--- TASK DETAILS ---
The data below should be restated word for word, with every picture omitted.

--- PROVIDED DATA ---
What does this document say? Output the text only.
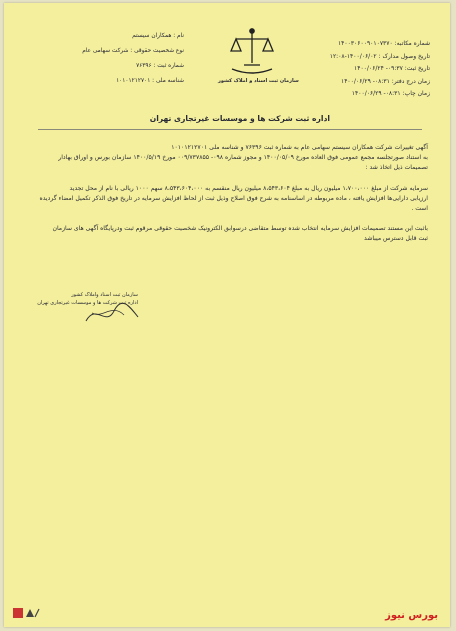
شماره مکاتبه: ۱۴۰۰۳۰۶۰۰۹۰۱۰۷۳۷۰
تاریخ وصول مدارک : ۱۴۰۰/۰۶/۰۲-۱۲:۰۸
تاریخ ثبت: ۰۹:۳۷- ۱۴۰۰/۰۶/۲۴
زمان درج دفتر: ۰۸:۳۱- ۱۴۰۰/۰۶/۲۹
زمان چاپ: ۰۸:۳۱- ۱۴۰۰/۰۶/۲۹
سازمان ثبت اسناد و املاک کشور
نام : همکاران سیستم
نوع شخصیت حقوقی : شرکت سهامی عام
شماره ثبت : ۷۶۳۹۶
شناسه ملی : ۱۰۱۰۱۲۱۲۷۰۱
اداره ثبت شرکت ها و موسسات غیرتجاری تهران
آگهی تغییرات شرکت همکاران سیستم سهامی عام به شماره ثبت ۷۶۳۹۶ و شناسه ملی ۱۰۱۰۱۲۱۲۷۰۱
به استناد صورتجلسه مجمع عمومی فوق العاده مورخ ۱۴۰۰/۰۵/۰۹ و مجوز شماره ۰۹۸- ۰۰۹/۷۳۷۸۵۵ مورخ ۱۴۰۰/۵/۱۹ سازمان بورس و اوراق بهادار
تصمیمات ذیل اتخاذ شد :
سرمایه شرکت از مبلغ ۱،۷۰۰،۰۰۰ میلیون ریال به مبلغ ۸،۵۴۳،۶۰۴ میلیون ریال منقسم به ۸،۵۴۳،۶۰۴،۰۰۰ سهم ۱۰۰۰ ریالی با نام از محل تجدید
ارزیابی دارایی‌ها افزایش یافته ، ماده مربوطه در اساسنامه به شرح فوق اصلاح وذیل ثبت از لحاظ افزایش سرمایه در تاریخ فوق الذکر تکمیل امضاء گردیده
است .
باثبت این مستند تصمیمات افزایش سرمایه انتخاب شده توسط متقاضی درسوابق الکترونیک شخصیت حقوقی مرقوم ثبت ودرپایگاه آگهی های سازمان
ثبت قابل دسترس میباشد
سازمان ثبت اسناد واملاک کشور
اداره ثبت شرکت ها و موسسات غیرتجاری تهران
بورس نیوز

--- FULL SOLUTION ---
What does this document say? Output the text only.
شماره مکاتبه: ۱۴۰۰۳۰۶۰۰۹۰۱۰۷۳۷۰
تاریخ وصول مدارک : ۱۴۰۰/۰۶/۰۲-۱۲:۰۸
تاریخ ثبت: ۰۹:۳۷- ۱۴۰۰/۰۶/۲۴
زمان درج دفتر: ۰۸:۳۱- ۱۴۰۰/۰۶/۲۹
زمان چاپ: ۰۸:۳۱- ۱۴۰۰/۰۶/۲۹
سازمان ثبت اسناد و املاک کشور
نام : همکاران سیستم
نوع شخصیت حقوقی : شرکت سهامی عام
شماره ثبت : ۷۶۳۹۶
شناسه ملی : ۱۰۱۰۱۲۱۲۷۰۱
اداره ثبت شرکت ها و موسسات غیرتجاری تهران
آگهی تغییرات شرکت همکاران سیستم سهامی عام به شماره ثبت ۷۶۳۹۶ و شناسه ملی ۱۰۱۰۱۲۱۲۷۰۱
به استناد صورتجلسه مجمع عمومی فوق العاده مورخ ۱۴۰۰/۰۵/۰۹ و مجوز شماره ۰۹۸- ۰۰۹/۷۳۷۸۵۵ مورخ ۱۴۰۰/۵/۱۹ سازمان بورس و اوراق بهادار
تصمیمات ذیل اتخاذ شد :
سرمایه شرکت از مبلغ ۱،۷۰۰،۰۰۰ میلیون ریال به مبلغ ۸،۵۴۳،۶۰۴ میلیون ریال منقسم به ۸،۵۴۳،۶۰۴،۰۰۰ سهم ۱۰۰۰ ریالی با نام از محل تجدید
ارزیابی دارایی‌ها افزایش یافته ، ماده مربوطه در اساسنامه به شرح فوق اصلاح وذیل ثبت از لحاظ افزایش سرمایه در تاریخ فوق الذکر تکمیل امضاء گردیده
است .
باثبت این مستند تصمیمات افزایش سرمایه انتخاب شده توسط متقاضی درسوابق الکترونیک شخصیت حقوقی مرقوم ثبت ودرپایگاه آگهی های سازمان
ثبت قابل دسترس میباشد
سازمان ثبت اسناد واملاک کشور
اداره ثبت شرکت ها و موسسات غیرتجاری تهران
بورس نیوز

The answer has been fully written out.